Records contained in a dataset
-- BEGIN --
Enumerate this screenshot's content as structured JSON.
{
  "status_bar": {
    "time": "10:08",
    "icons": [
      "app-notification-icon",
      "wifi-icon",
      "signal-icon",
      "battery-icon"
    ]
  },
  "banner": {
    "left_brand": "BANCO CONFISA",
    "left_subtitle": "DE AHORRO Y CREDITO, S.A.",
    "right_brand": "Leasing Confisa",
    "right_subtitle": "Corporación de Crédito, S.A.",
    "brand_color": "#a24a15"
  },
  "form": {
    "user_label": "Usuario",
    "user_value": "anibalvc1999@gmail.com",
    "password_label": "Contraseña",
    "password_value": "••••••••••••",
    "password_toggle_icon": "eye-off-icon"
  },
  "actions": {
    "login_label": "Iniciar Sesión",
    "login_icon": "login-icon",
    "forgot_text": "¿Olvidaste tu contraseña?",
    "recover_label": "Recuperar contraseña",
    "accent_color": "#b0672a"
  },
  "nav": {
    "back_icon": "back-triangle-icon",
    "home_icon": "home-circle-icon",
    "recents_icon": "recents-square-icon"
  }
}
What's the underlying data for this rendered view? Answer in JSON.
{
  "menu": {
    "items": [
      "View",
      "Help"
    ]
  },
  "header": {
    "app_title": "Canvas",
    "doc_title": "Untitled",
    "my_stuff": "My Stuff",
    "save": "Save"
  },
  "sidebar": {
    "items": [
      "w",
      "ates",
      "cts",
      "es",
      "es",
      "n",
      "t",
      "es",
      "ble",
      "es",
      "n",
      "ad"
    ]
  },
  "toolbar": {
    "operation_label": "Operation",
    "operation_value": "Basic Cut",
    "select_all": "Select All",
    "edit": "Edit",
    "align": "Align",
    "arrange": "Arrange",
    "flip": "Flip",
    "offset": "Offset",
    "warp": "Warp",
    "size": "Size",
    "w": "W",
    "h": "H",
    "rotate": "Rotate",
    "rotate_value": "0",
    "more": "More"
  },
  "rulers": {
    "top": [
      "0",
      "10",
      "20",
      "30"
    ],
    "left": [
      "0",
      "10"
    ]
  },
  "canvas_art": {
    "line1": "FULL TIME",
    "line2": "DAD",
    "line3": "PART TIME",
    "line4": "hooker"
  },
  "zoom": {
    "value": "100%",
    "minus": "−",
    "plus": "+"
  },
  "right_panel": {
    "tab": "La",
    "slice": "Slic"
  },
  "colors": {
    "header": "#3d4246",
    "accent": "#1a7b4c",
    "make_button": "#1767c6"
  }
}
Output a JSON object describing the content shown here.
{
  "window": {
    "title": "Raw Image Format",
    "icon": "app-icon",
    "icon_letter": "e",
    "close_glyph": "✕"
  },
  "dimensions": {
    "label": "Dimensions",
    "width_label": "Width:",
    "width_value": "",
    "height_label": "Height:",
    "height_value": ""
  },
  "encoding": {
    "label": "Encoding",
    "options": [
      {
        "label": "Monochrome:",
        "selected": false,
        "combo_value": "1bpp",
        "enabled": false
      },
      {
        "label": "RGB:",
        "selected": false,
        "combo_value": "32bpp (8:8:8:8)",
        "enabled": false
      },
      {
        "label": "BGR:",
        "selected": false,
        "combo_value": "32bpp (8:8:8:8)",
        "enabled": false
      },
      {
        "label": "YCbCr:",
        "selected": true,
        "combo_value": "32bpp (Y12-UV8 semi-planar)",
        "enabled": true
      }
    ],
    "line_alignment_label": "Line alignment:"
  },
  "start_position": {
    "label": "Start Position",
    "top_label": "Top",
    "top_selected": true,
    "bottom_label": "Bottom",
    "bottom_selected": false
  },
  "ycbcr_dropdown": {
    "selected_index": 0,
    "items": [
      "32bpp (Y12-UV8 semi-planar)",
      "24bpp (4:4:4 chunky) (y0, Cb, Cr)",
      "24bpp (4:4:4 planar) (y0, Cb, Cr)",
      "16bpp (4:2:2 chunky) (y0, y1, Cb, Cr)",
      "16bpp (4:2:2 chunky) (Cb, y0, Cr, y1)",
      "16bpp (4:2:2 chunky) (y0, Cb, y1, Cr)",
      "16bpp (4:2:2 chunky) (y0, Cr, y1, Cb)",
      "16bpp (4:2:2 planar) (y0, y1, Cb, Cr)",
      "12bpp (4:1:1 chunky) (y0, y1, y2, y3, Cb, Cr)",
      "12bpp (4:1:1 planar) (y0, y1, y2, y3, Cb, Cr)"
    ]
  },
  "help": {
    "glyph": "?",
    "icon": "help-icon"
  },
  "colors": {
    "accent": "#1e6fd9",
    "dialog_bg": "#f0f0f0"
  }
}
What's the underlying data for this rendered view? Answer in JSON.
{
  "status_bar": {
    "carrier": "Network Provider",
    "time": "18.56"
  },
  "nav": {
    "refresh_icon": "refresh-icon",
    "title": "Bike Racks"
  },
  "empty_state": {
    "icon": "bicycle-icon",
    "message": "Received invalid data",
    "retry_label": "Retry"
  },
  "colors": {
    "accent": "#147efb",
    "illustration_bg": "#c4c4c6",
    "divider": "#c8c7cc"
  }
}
-- END --
→ **WRITTEN INSTRUCTION**
Pull every line containing the word "content" out of the material.

→ **WRITTEN SOLUTION**
Enumerate this screenshot's content as structured JSON.
Output a JSON object describing the content shown here.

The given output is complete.